• _PROBLEM TO WORK ON_:
Find every line containing the word "much" in the records below; report only how many there are.

* START *

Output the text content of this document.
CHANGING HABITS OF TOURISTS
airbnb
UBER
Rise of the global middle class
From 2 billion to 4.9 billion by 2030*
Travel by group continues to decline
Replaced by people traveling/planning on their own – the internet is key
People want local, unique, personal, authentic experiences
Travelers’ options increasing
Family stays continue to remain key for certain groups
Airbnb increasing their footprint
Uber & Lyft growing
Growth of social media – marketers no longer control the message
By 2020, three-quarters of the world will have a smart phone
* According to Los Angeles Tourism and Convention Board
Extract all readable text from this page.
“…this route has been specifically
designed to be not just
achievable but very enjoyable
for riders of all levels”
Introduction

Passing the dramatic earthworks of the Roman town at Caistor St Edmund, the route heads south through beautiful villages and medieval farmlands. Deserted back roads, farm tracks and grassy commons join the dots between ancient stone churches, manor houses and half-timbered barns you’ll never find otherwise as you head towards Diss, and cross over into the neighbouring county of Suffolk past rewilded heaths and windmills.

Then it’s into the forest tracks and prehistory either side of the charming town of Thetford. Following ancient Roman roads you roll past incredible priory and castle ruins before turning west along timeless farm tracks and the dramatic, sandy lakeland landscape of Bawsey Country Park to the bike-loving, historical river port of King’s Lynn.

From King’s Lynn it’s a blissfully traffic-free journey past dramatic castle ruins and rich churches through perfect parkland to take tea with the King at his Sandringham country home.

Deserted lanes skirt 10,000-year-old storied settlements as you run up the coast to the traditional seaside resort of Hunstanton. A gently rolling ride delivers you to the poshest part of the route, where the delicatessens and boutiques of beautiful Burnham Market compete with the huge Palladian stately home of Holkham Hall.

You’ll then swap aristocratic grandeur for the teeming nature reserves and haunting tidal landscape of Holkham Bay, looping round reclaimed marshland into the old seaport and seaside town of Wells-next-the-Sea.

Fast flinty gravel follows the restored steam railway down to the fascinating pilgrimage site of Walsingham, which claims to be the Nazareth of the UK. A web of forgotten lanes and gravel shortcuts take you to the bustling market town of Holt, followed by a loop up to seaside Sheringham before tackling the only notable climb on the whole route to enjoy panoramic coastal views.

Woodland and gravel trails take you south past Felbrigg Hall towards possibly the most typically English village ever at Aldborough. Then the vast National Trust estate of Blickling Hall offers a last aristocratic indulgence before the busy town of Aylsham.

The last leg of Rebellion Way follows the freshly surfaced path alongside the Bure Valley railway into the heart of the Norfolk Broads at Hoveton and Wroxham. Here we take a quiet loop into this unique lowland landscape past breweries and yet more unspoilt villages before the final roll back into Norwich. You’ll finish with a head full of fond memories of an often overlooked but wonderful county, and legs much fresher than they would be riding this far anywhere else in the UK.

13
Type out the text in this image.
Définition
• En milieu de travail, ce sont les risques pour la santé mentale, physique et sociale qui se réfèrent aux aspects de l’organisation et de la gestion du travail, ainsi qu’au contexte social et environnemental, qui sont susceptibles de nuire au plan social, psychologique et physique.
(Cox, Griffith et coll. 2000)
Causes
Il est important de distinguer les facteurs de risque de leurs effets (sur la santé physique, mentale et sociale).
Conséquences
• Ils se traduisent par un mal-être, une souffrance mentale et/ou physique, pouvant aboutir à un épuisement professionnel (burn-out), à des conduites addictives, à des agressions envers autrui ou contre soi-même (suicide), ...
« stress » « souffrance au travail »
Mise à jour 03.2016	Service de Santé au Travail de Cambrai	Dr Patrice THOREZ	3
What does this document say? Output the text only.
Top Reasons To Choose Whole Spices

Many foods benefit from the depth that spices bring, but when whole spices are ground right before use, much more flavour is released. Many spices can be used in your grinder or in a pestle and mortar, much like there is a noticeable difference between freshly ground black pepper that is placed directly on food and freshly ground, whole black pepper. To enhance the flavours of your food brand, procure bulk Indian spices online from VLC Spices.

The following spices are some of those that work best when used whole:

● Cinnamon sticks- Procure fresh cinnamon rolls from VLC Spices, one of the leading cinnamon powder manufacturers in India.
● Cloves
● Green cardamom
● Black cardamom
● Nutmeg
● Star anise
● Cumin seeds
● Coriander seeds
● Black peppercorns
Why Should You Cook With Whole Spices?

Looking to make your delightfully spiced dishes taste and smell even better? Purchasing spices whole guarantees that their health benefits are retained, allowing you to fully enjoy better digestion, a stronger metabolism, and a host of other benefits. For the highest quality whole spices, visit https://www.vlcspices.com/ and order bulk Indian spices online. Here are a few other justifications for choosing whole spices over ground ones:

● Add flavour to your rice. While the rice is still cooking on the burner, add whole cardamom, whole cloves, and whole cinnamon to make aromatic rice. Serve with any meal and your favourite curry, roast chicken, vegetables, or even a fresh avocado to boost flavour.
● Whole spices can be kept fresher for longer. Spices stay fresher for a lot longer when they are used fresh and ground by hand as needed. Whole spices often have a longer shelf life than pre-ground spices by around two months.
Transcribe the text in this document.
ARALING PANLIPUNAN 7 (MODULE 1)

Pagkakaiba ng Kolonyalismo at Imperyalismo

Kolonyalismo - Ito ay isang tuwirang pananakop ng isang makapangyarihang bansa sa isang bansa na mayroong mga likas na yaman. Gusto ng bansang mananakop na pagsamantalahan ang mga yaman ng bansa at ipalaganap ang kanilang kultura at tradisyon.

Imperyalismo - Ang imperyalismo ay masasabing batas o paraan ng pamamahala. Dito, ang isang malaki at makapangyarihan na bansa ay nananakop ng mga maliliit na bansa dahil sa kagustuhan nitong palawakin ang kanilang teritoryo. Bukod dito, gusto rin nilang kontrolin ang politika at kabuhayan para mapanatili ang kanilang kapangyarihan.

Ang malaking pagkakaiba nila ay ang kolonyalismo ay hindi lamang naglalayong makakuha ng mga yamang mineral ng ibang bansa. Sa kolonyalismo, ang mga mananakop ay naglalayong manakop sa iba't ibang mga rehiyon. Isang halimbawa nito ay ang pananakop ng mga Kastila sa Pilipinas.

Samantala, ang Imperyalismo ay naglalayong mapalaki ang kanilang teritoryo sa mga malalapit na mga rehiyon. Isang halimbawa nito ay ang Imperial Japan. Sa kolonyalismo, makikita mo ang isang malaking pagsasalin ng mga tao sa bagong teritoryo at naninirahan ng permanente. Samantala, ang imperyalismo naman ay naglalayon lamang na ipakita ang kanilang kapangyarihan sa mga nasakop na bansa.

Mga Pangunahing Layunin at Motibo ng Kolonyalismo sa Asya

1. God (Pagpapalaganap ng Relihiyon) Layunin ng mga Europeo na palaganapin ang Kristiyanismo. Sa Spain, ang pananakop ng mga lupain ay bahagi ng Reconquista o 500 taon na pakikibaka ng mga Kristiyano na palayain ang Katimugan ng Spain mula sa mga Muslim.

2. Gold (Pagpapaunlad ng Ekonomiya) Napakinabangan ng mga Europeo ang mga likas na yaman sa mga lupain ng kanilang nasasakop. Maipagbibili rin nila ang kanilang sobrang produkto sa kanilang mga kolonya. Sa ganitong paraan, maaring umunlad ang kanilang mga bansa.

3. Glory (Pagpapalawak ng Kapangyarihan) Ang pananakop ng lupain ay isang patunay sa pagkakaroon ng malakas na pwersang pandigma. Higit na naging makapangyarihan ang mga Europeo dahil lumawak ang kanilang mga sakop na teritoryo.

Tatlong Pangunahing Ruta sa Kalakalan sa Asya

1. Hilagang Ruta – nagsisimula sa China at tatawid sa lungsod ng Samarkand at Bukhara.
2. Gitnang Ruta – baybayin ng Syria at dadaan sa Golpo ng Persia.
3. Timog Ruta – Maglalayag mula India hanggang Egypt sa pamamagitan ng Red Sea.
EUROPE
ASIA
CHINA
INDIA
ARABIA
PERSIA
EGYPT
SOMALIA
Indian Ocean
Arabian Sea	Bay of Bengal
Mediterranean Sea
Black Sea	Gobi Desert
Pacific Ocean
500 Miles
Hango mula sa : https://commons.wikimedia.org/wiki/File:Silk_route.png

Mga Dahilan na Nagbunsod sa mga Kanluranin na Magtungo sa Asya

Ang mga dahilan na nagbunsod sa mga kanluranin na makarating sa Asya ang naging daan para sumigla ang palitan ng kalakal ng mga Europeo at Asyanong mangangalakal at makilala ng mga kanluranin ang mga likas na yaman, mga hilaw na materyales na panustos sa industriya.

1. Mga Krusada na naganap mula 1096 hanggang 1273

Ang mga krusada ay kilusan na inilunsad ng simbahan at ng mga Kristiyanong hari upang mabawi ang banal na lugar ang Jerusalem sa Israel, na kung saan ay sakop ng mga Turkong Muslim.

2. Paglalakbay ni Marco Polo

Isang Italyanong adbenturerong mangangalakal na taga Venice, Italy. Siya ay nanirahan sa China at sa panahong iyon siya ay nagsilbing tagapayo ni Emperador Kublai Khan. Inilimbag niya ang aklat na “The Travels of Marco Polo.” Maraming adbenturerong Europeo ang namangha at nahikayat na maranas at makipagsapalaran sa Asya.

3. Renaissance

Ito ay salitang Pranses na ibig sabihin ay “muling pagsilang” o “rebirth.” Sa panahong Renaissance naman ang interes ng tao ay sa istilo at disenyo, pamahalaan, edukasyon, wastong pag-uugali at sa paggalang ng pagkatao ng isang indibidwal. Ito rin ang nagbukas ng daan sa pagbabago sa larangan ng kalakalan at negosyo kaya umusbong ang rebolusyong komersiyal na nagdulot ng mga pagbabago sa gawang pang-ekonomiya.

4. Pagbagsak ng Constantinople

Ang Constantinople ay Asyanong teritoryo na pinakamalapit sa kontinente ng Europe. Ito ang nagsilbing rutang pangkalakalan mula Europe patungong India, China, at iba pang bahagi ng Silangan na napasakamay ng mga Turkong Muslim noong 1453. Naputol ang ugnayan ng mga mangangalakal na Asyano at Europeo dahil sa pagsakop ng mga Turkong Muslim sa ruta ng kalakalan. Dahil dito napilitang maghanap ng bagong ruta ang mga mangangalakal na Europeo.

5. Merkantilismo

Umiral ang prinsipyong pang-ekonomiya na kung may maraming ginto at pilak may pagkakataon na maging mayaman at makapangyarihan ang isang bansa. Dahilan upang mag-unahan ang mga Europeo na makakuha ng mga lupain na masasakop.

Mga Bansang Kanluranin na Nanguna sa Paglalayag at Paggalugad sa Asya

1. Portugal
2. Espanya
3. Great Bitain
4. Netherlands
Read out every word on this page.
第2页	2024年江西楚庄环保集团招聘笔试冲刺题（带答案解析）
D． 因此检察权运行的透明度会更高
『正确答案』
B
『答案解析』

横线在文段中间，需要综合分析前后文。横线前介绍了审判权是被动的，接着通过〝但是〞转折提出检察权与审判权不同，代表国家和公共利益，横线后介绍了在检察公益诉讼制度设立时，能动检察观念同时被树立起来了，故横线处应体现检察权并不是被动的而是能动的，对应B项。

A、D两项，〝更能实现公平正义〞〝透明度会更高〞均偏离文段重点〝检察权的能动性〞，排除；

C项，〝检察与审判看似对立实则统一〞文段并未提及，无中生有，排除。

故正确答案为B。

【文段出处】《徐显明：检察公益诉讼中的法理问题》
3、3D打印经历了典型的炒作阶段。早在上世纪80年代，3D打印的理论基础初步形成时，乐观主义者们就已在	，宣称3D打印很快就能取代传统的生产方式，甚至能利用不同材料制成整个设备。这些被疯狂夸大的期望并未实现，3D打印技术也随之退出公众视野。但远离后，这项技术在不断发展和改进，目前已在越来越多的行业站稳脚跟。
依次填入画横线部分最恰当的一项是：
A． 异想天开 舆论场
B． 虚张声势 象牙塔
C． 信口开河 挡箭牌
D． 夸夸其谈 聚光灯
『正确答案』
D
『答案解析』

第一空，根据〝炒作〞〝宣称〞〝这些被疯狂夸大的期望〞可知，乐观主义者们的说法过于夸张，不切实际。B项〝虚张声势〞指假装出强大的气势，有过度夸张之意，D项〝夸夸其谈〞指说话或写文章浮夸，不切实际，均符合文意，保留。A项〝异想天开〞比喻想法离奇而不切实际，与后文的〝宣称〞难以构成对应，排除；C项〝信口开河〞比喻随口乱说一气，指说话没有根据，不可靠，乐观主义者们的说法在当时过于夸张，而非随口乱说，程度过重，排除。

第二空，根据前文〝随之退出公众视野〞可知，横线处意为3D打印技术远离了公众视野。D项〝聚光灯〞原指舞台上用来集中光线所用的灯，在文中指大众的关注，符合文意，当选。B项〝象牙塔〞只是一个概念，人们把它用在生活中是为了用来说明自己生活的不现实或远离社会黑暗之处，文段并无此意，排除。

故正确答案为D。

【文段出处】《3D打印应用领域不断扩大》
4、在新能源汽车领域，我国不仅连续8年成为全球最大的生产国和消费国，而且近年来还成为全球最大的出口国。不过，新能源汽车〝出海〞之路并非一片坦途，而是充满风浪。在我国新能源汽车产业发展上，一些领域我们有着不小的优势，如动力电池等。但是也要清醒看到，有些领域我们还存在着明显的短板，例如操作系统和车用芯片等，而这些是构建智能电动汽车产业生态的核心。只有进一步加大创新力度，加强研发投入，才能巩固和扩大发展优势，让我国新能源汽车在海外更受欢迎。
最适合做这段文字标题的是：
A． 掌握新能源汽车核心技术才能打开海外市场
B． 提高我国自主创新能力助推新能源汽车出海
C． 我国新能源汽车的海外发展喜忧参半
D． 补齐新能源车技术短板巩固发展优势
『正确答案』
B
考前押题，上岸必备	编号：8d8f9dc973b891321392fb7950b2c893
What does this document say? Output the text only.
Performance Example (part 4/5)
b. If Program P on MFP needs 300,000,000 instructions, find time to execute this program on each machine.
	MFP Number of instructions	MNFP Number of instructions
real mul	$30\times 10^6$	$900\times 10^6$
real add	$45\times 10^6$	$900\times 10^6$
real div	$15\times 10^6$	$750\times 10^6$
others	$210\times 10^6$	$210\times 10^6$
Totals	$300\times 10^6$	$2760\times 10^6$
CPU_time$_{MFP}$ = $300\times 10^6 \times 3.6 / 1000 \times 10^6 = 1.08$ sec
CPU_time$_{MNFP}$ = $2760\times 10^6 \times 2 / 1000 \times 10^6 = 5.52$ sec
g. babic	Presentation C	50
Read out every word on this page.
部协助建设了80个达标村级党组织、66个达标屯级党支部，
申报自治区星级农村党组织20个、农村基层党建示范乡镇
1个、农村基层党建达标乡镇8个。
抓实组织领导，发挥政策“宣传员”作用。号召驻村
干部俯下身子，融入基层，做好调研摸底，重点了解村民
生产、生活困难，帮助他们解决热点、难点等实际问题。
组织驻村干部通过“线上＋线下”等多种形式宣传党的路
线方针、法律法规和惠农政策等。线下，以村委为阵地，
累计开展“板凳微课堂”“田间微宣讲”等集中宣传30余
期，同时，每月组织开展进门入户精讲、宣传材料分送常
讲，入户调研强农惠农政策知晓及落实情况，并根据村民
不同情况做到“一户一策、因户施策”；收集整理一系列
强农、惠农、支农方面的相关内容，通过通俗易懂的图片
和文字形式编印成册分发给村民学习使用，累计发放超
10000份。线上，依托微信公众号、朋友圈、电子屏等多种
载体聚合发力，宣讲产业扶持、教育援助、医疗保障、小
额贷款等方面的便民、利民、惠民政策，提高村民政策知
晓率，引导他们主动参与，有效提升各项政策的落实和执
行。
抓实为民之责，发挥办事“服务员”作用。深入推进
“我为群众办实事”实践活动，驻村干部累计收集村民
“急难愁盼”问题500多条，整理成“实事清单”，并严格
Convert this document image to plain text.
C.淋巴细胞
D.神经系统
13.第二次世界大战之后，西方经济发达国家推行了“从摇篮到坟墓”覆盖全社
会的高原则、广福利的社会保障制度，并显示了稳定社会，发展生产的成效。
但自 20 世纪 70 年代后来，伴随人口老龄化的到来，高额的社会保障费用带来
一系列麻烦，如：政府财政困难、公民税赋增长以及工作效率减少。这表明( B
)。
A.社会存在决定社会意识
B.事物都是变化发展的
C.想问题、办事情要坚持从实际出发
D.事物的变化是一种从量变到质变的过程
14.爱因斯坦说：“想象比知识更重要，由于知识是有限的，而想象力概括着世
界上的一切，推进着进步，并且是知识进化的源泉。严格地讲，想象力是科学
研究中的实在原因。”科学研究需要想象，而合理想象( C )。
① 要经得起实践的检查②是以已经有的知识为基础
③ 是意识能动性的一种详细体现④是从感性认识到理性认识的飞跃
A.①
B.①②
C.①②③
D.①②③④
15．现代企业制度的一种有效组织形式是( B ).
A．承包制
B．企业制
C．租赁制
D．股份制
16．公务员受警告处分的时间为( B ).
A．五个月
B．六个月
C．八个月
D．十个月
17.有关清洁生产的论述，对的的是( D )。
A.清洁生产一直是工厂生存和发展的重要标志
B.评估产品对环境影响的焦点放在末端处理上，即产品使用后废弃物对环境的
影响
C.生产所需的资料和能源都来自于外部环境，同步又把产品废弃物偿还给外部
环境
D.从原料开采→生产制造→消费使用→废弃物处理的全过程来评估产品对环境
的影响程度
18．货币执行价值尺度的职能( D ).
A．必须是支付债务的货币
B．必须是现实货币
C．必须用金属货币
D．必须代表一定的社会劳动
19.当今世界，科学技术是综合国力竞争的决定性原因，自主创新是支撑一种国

* END *

• _FULL RESPONSE_:
2